- [EXERCISE REQUIREMENTS] Pull out every line from the listing that has the word "zaštitu".

#### RECORDS PROVIDED

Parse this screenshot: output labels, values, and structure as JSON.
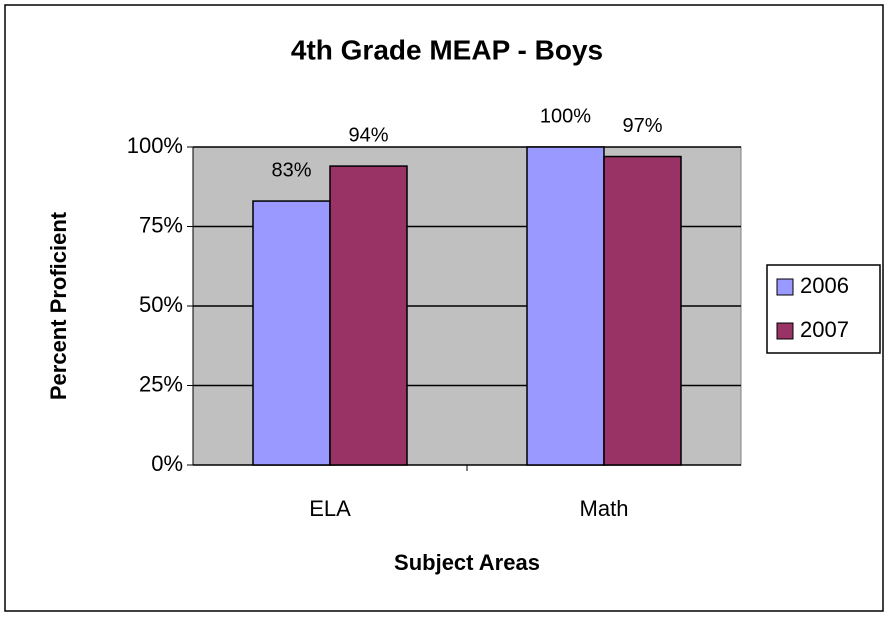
{
  "chart_data": {
    "type": "bar",
    "title": "4th Grade MEAP - Boys",
    "x_label": "Subject Areas",
    "y_label": "Percent Proficient",
    "categories": [
      "ELA",
      "Math"
    ],
    "series": [
      {
        "name": "2006",
        "color": "#9999ff",
        "values": [
          83,
          100
        ],
        "value_labels": [
          "83%",
          "100%"
        ]
      },
      {
        "name": "2007",
        "color": "#993366",
        "values": [
          94,
          97
        ],
        "value_labels": [
          "94%",
          "97%"
        ]
      }
    ],
    "ylim": [
      0,
      100
    ],
    "yticks": [
      {
        "value": 0,
        "label": "0%"
      },
      {
        "value": 25,
        "label": "25%"
      },
      {
        "value": 50,
        "label": "50%"
      },
      {
        "value": 75,
        "label": "75%"
      },
      {
        "value": 100,
        "label": "100%"
      }
    ],
    "grid": true,
    "legend": "right"
  }
}
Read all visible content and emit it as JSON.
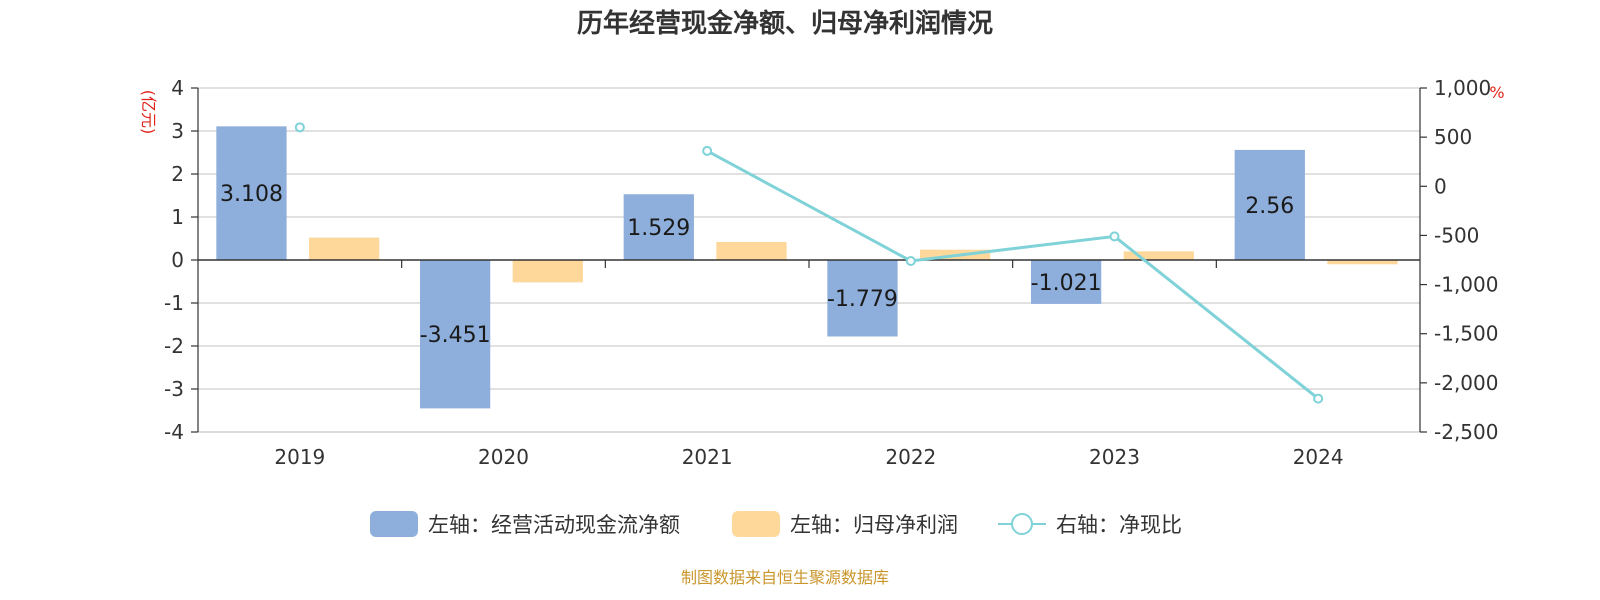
{
  "chart_data": {
    "type": "bar",
    "title": "历年经营现金净额、归母净利润情况",
    "left_unit": "(亿元)",
    "right_unit": "%",
    "categories": [
      "2019",
      "2020",
      "2021",
      "2022",
      "2023",
      "2024"
    ],
    "left_axis": {
      "ylim": [
        -4,
        4
      ],
      "ticks": [
        "4",
        "3",
        "2",
        "1",
        "0",
        "-1",
        "-2",
        "-3",
        "-4"
      ],
      "tick_values": [
        4,
        3,
        2,
        1,
        0,
        -1,
        -2,
        -3,
        -4
      ]
    },
    "right_axis": {
      "ylim": [
        -2500,
        1000
      ],
      "ticks": [
        "1,000",
        "500",
        "0",
        "-500",
        "-1,000",
        "-1,500",
        "-2,000",
        "-2,500"
      ],
      "tick_values": [
        1000,
        500,
        0,
        -500,
        -1000,
        -1500,
        -2000,
        -2500
      ]
    },
    "series": [
      {
        "name": "左轴：经营活动现金流净额",
        "kind": "bar",
        "axis": "left",
        "color": "#8eaedb",
        "values": [
          3.108,
          -3.451,
          1.529,
          -1.779,
          -1.021,
          2.56
        ],
        "labels": [
          "3.108",
          "-3.451",
          "1.529",
          "-1.779",
          "-1.021",
          "2.56"
        ]
      },
      {
        "name": "左轴：归母净利润",
        "kind": "bar",
        "axis": "left",
        "color": "#fdd89a",
        "values": [
          0.52,
          -0.52,
          0.42,
          0.24,
          0.2,
          -0.1
        ]
      },
      {
        "name": "右轴：净现比",
        "kind": "line",
        "axis": "right",
        "color": "#7fd2d8",
        "values": [
          600,
          null,
          360,
          -760,
          -510,
          -2160
        ]
      }
    ],
    "grid": true,
    "legend_position": "bottom"
  },
  "footer": {
    "source": "制图数据来自恒生聚源数据库"
  }
}
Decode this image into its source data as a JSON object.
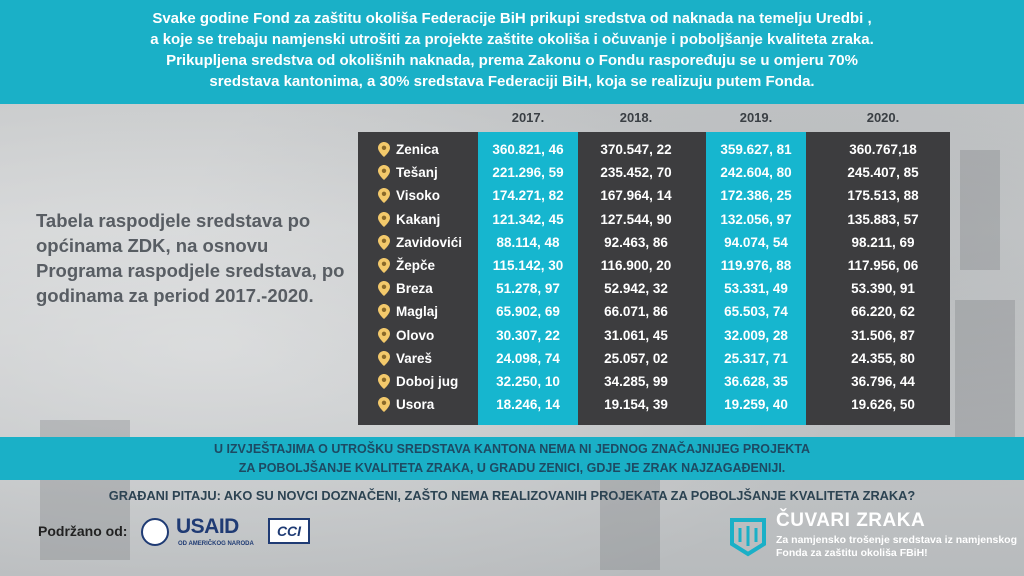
{
  "top_banner": {
    "lines": [
      "Svake godine Fond za zaštitu okoliša Federacije BiH prikupi sredstva od naknada na temelju Uredbi ,",
      "a koje se trebaju namjenski utrošiti za projekte zaštite okoliša i očuvanje i poboljšanje kvaliteta zraka.",
      "Prikupljena sredstva od okolišnih naknada, prema Zakonu o Fondu  raspoređuju se u omjeru 70%",
      "sredstava  kantonima, a 30% sredstava  Federaciji BiH, koja se realizuju putem Fonda."
    ]
  },
  "caption": "Tabela raspodjele sredstava po općinama ZDK, na osnovu Programa raspodjele sredstava, po godinama za period 2017.-2020.",
  "table": {
    "years": [
      "2017.",
      "2018.",
      "2019.",
      "2020."
    ],
    "rows": [
      {
        "city": "Zenica",
        "values": [
          "360.821, 46",
          "370.547, 22",
          "359.627, 81",
          "360.767,18"
        ]
      },
      {
        "city": "Tešanj",
        "values": [
          "221.296, 59",
          "235.452, 70",
          "242.604, 80",
          "245.407, 85"
        ]
      },
      {
        "city": "Visoko",
        "values": [
          "174.271, 82",
          "167.964, 14",
          "172.386, 25",
          "175.513, 88"
        ]
      },
      {
        "city": "Kakanj",
        "values": [
          "121.342, 45",
          "127.544, 90",
          "132.056, 97",
          "135.883, 57"
        ]
      },
      {
        "city": "Zavidovići",
        "values": [
          "88.114, 48",
          "92.463, 86",
          "94.074, 54",
          "98.211, 69"
        ]
      },
      {
        "city": "Žepče",
        "values": [
          "115.142, 30",
          "116.900, 20",
          "119.976, 88",
          "117.956, 06"
        ]
      },
      {
        "city": "Breza",
        "values": [
          "51.278, 97",
          "52.942, 32",
          "53.331, 49",
          "53.390, 91"
        ]
      },
      {
        "city": "Maglaj",
        "values": [
          "65.902, 69",
          "66.071, 86",
          "65.503, 74",
          "66.220, 62"
        ]
      },
      {
        "city": "Olovo",
        "values": [
          "30.307, 22",
          "31.061, 45",
          "32.009, 28",
          "31.506, 87"
        ]
      },
      {
        "city": "Vareš",
        "values": [
          "24.098, 74",
          "25.057, 02",
          "25.317, 71",
          "24.355, 80"
        ]
      },
      {
        "city": "Doboj jug",
        "values": [
          "32.250, 10",
          "34.285, 99",
          "36.628, 35",
          "36.796, 44"
        ]
      },
      {
        "city": "Usora",
        "values": [
          "18.246, 14",
          "19.154, 39",
          "19.259, 40",
          "19.626, 50"
        ]
      }
    ],
    "highlight_color": "#16b6cf",
    "panel_color": "#3d3d3f",
    "pin_icon": "map-pin-icon"
  },
  "bottom_banner": {
    "lines": [
      "U IZVJEŠTAJIMA O UTROŠKU SREDSTAVA KANTONA NEMA  NI  JEDNOG ZNAČAJNIJEG PROJEKTA",
      "ZA POBOLJŠANJE KVALITETA ZRAKA, U GRADU ZENICI, GDJE JE ZRAK NAJZAGAĐENIJI."
    ]
  },
  "question": "GRAĐANI PITAJU: AKO SU NOVCI DOZNAČENI, ZAŠTO NEMA REALIZOVANIH PROJEKATA ZA POBOLJŠANJE KVALITETA ZRAKA?",
  "footer": {
    "supported_label": "Podržano od:",
    "usaid_logo_text": "USAID",
    "usaid_sub": "OD AMERIČKOG NARODA",
    "cci_logo_text": "CCI",
    "cuvari_title": "ČUVARI ZRAKA",
    "cuvari_sub": "Za namjensko trošenje sredstava iz namjenskog Fonda za zaštitu okoliša FBiH!"
  },
  "colors": {
    "accent": "#1ab0c7",
    "caption": "#585d63"
  }
}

########

- [THE RESPONSE]
      "Svake godine Fond za zaštitu okoliša Federacije BiH prikupi sredstva od naknada na temelju Uredbi ,",
    "cuvari_sub": "Za namjensko trošenje sredstava iz namjenskog Fonda za zaštitu okoliša FBiH!"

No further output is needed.